Record set:
* * * * * * * * *

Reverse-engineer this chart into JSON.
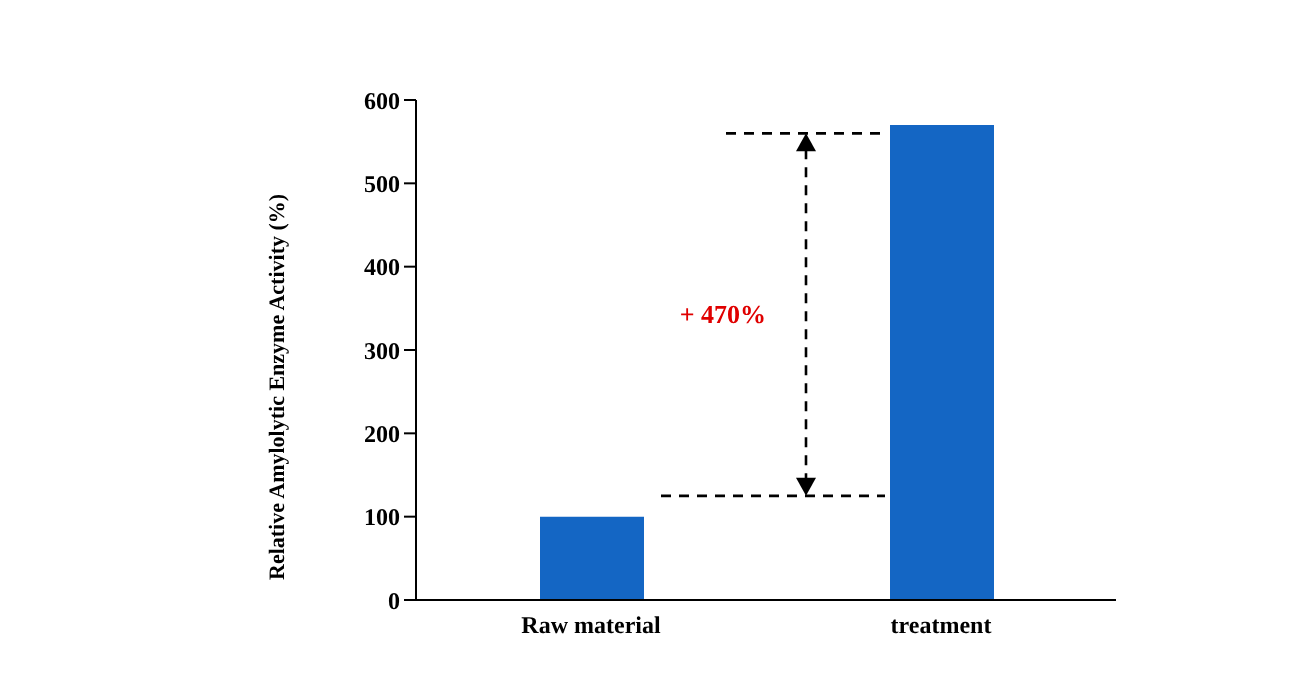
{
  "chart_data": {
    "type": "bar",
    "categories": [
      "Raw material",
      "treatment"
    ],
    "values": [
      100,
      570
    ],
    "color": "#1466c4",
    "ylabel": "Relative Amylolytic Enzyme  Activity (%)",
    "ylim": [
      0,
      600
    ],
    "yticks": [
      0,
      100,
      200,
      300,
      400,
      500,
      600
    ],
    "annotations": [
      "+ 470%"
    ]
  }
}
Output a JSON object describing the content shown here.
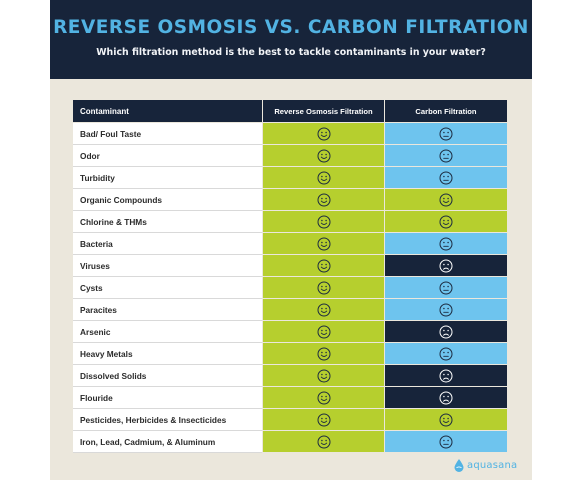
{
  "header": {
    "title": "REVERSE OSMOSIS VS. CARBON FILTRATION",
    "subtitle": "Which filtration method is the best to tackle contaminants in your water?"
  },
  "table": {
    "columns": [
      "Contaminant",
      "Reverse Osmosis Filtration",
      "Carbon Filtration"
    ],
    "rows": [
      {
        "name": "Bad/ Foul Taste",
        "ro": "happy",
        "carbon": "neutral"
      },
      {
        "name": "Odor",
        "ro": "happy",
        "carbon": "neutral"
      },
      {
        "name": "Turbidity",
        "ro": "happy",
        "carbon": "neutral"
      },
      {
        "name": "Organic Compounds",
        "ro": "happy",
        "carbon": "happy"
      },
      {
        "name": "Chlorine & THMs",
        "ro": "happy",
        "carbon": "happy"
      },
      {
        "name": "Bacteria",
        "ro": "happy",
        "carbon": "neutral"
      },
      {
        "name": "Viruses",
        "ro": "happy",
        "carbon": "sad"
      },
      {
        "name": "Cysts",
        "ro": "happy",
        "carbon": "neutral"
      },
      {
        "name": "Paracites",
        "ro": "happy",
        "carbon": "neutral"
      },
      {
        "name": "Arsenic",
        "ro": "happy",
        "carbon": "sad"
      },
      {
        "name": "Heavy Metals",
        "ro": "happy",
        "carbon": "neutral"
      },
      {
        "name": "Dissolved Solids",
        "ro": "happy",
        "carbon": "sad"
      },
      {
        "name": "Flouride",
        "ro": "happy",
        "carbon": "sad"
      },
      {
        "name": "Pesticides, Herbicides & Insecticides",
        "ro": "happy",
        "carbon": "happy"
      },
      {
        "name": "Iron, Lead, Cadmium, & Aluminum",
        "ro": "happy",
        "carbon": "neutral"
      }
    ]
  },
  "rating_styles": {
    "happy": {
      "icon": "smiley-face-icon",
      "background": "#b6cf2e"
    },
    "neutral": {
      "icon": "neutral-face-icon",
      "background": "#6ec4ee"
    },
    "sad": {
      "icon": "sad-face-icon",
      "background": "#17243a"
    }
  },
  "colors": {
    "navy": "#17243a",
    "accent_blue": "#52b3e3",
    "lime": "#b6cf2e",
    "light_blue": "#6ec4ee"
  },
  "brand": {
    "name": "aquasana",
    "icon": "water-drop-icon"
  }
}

* * * * * * * * *

What this task involves:
What is needed is the listing above, repeated verbatim, without its images.

Exercise output:
Reverse-engineer this chart into JSON.
{
  "chart_data": {
    "type": "bar",
    "categories": [
      "Raw material",
      "treatment"
    ],
    "values": [
      100,
      570
    ],
    "color": "#1466c4",
    "ylabel": "Relative Amylolytic Enzyme  Activity (%)",
    "ylim": [
      0,
      600
    ],
    "yticks": [
      0,
      100,
      200,
      300,
      400,
      500,
      600
    ],
    "annotations": [
      "+ 470%"
    ]
  }
}
Output a JSON object describing the content shown here.
{
  "header": {
    "title": "REVERSE OSMOSIS VS. CARBON FILTRATION",
    "subtitle": "Which filtration method is the best to tackle contaminants in your water?"
  },
  "table": {
    "columns": [
      "Contaminant",
      "Reverse Osmosis Filtration",
      "Carbon Filtration"
    ],
    "rows": [
      {
        "name": "Bad/ Foul Taste",
        "ro": "happy",
        "carbon": "neutral"
      },
      {
        "name": "Odor",
        "ro": "happy",
        "carbon": "neutral"
      },
      {
        "name": "Turbidity",
        "ro": "happy",
        "carbon": "neutral"
      },
      {
        "name": "Organic Compounds",
        "ro": "happy",
        "carbon": "happy"
      },
      {
        "name": "Chlorine & THMs",
        "ro": "happy",
        "carbon": "happy"
      },
      {
        "name": "Bacteria",
        "ro": "happy",
        "carbon": "neutral"
      },
      {
        "name": "Viruses",
        "ro": "happy",
        "carbon": "sad"
      },
      {
        "name": "Cysts",
        "ro": "happy",
        "carbon": "neutral"
      },
      {
        "name": "Paracites",
        "ro": "happy",
        "carbon": "neutral"
      },
      {
        "name": "Arsenic",
        "ro": "happy",
        "carbon": "sad"
      },
      {
        "name": "Heavy Metals",
        "ro": "happy",
        "carbon": "neutral"
      },
      {
        "name": "Dissolved Solids",
        "ro": "happy",
        "carbon": "sad"
      },
      {
        "name": "Flouride",
        "ro": "happy",
        "carbon": "sad"
      },
      {
        "name": "Pesticides, Herbicides & Insecticides",
        "ro": "happy",
        "carbon": "happy"
      },
      {
        "name": "Iron, Lead, Cadmium, & Aluminum",
        "ro": "happy",
        "carbon": "neutral"
      }
    ]
  },
  "rating_styles": {
    "happy": {
      "icon": "smiley-face-icon",
      "background": "#b6cf2e"
    },
    "neutral": {
      "icon": "neutral-face-icon",
      "background": "#6ec4ee"
    },
    "sad": {
      "icon": "sad-face-icon",
      "background": "#17243a"
    }
  },
  "colors": {
    "navy": "#17243a",
    "accent_blue": "#52b3e3",
    "lime": "#b6cf2e",
    "light_blue": "#6ec4ee"
  },
  "brand": {
    "name": "aquasana",
    "icon": "water-drop-icon"
  }
}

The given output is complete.